• [YOUR TASKS]
**1.** In the GLOW trial report below, what percentage of patients treated with ibrutinib plus venetoclax reached undetectable minimal residual disease in bone marrow after 34.1 months of follow-up?
**2.** Retype the part of the GLOW trial report below from "In almost every" up to and including "targeted therapy regimen.".

ATLANTA—Twenty months after stopping therapy, patients diagnosed with chronic lymphocytic leukemia (CLL) who were treated with the combination of ibrutinib plus venetoclax showed a marked difference in the rate of undetectable minimal residual disease when compared with patients treated with chlorambucil plus obinutuzumab in the GLOW trial, researchers reported here.
After 34.1 months of follow-up, 51.9% of patients on the ibrutinib-based treatment had achieved undetectable minimal residual disease in analysis of bone marrow compared with 17.1% of patients treated with the chlorambucil-based therapy (P<0.0001), reported Tahla Munir, MBBS, consultant hematologist at Leeds Teaching Hospitals NHS Trust in the United Kingdom.
The story was much the same when peripheral blood was analyzed using next generation sequencing, he said. The undetectable minimal residual disease was achieved by 54.7% of the patients on ibrutinib and in 39% of patients on chlorambucil (P=0.0259), he said in his oral presentation at the 63rd annual meeting of the American Society of Hematology.
In almost every subgroup category, undetectable minimal residual disease was significantly more likely in the ibrutinib arm of the trial, he said. A key difference, however, was that people 65 years of age or older did better with ibrutinib plus venetoclax, while those individuals in the study under age 65 did not show a statistically significant advantage with ibrutinib plus venetoclax, though it trended in favor of the dual targeted therapy regimen.
“An all oral, once daily, fixed duration treatment with ibrutinib plus venetoclax achieved deeper and better sustained undetectable minimal residual disease responses versus chlorambucil plus obinutuzumab as assessed by next generation sequencing,” Munir said.

• [RECORDS SHOWN]
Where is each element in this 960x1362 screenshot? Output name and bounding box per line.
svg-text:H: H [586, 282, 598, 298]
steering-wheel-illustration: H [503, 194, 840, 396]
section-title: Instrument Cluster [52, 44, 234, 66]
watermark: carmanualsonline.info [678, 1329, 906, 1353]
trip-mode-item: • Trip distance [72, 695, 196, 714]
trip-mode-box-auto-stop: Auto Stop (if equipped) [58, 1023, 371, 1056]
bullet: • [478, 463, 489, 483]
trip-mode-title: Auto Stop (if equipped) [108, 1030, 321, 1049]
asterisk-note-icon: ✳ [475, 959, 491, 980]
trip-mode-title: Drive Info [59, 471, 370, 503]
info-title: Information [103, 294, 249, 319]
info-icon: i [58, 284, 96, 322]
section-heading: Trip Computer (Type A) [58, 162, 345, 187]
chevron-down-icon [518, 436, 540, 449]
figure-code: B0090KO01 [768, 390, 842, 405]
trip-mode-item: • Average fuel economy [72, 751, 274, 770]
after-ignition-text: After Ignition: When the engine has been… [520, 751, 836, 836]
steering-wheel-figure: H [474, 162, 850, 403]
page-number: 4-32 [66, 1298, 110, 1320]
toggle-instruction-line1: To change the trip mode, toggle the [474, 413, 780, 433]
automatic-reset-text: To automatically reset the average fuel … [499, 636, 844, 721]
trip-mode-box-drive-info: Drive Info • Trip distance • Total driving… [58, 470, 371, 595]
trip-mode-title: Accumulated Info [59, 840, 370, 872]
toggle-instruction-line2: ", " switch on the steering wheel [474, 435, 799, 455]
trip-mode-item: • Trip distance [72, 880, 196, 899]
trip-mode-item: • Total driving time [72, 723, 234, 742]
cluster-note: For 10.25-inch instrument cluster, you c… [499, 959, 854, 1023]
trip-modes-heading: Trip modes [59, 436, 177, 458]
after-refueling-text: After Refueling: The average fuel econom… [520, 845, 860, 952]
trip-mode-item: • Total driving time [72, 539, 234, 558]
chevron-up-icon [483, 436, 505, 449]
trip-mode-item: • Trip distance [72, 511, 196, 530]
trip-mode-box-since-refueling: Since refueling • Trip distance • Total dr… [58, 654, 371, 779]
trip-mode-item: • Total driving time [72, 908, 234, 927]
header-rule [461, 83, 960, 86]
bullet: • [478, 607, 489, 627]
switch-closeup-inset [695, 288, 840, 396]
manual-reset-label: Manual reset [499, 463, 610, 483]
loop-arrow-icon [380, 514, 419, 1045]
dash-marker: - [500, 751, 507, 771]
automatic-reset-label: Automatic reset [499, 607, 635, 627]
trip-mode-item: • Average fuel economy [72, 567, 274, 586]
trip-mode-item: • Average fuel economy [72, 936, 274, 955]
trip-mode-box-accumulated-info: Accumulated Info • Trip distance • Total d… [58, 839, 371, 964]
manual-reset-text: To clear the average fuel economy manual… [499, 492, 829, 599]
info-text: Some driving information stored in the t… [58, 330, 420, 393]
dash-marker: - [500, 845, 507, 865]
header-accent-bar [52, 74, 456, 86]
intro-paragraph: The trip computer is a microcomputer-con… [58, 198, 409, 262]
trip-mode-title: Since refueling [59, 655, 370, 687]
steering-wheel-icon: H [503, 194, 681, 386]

• [TASK-BY-TASK SOLUTIONS]
**1.** 51.9%

**2.**
In almost every subgroup category, undetectable minimal residual disease was significantly more likely in the ibrutinib arm of the trial, he said. A key difference, however, was that people 65 years of age or older did better with ibrutinib plus venetoclax, while those individuals in the study under age 65 did not show a statistically significant advantage with ibrutinib plus venetoclax, though it trended in favor of the dual targeted therapy regimen.